Problem to solve:
Copy out each line in the material below that has the word "Wystawy".
___
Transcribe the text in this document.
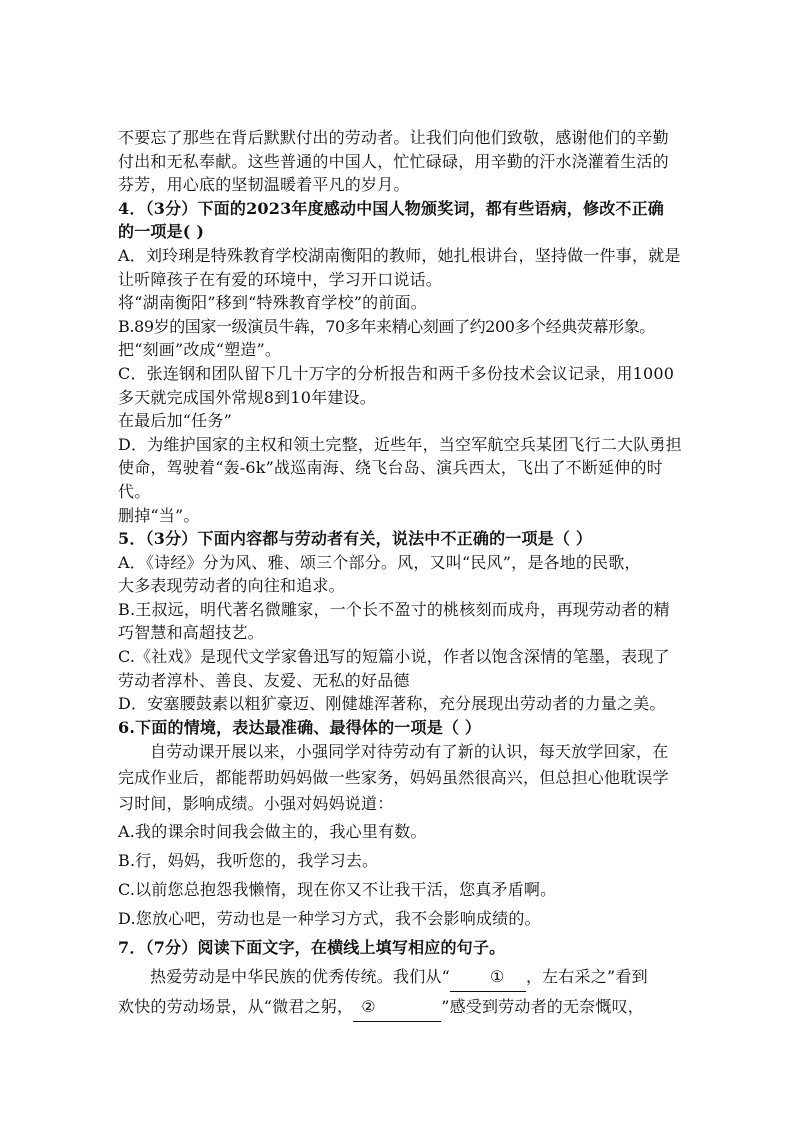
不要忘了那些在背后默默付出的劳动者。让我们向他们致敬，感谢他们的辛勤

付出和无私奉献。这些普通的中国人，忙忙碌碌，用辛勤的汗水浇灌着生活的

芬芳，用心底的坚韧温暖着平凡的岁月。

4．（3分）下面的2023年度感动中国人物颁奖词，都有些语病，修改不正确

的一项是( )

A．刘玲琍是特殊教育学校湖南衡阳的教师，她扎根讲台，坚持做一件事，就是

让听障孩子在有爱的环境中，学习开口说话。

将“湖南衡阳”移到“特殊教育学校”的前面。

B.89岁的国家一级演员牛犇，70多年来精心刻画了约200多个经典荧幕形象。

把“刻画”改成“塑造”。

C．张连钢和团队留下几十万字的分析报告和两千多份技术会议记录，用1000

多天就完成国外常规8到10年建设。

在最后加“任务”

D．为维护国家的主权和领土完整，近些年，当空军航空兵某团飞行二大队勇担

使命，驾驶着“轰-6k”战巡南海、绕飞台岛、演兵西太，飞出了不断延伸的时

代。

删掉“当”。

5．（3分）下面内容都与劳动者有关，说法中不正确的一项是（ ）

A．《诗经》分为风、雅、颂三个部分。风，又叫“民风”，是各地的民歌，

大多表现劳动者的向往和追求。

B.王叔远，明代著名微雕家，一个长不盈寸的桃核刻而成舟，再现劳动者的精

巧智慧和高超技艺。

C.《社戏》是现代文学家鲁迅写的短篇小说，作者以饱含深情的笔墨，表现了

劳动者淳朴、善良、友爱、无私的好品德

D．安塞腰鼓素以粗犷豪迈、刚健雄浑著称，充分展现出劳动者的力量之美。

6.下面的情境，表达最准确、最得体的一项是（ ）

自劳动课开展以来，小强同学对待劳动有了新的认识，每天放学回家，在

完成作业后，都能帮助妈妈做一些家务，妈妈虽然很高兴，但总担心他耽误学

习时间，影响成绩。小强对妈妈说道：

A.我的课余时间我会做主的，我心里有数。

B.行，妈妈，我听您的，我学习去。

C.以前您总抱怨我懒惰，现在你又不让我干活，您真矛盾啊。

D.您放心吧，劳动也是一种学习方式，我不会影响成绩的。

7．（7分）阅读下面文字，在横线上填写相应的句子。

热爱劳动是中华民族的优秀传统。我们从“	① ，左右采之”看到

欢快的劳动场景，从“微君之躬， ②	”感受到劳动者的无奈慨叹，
___
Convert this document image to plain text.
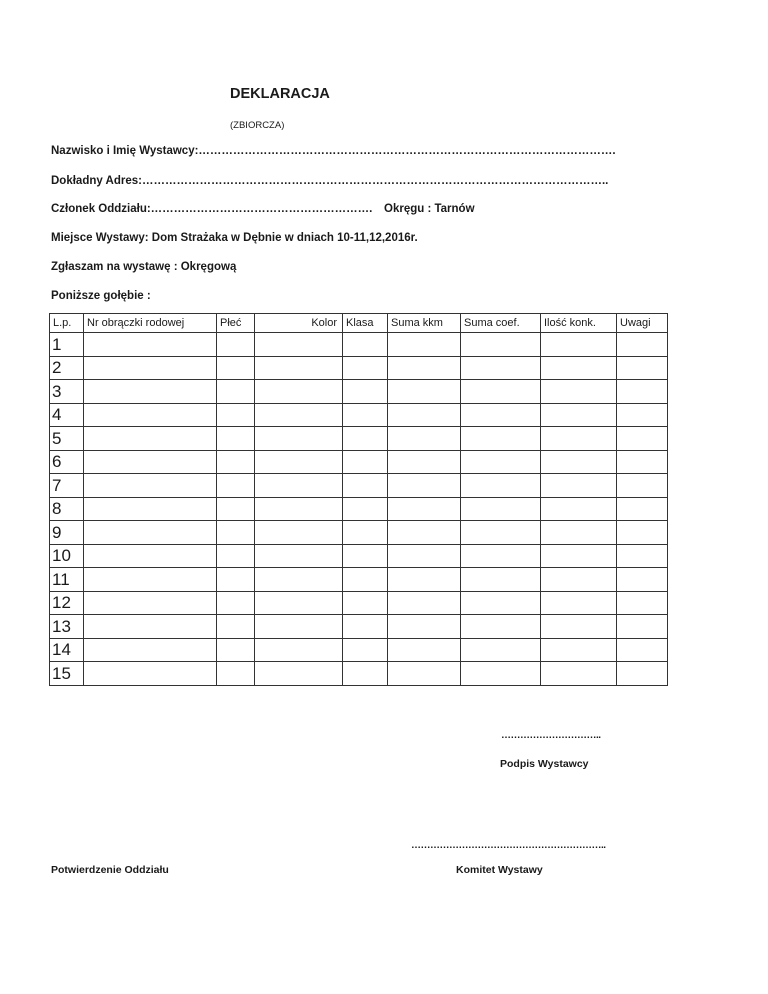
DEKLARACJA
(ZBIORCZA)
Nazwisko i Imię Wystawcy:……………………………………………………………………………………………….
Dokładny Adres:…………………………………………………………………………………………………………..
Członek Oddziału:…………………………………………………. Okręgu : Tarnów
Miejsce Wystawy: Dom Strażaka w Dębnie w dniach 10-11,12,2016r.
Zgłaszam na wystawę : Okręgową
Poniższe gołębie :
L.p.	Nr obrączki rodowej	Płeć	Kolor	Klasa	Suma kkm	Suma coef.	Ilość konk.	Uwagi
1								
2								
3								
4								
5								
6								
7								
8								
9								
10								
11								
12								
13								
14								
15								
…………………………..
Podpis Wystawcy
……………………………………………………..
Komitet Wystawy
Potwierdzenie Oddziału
___
Exercise response:
Miejsce Wystawy: Dom Strażaka w Dębnie w dniach 10-11,12,2016r.
Komitet Wystawy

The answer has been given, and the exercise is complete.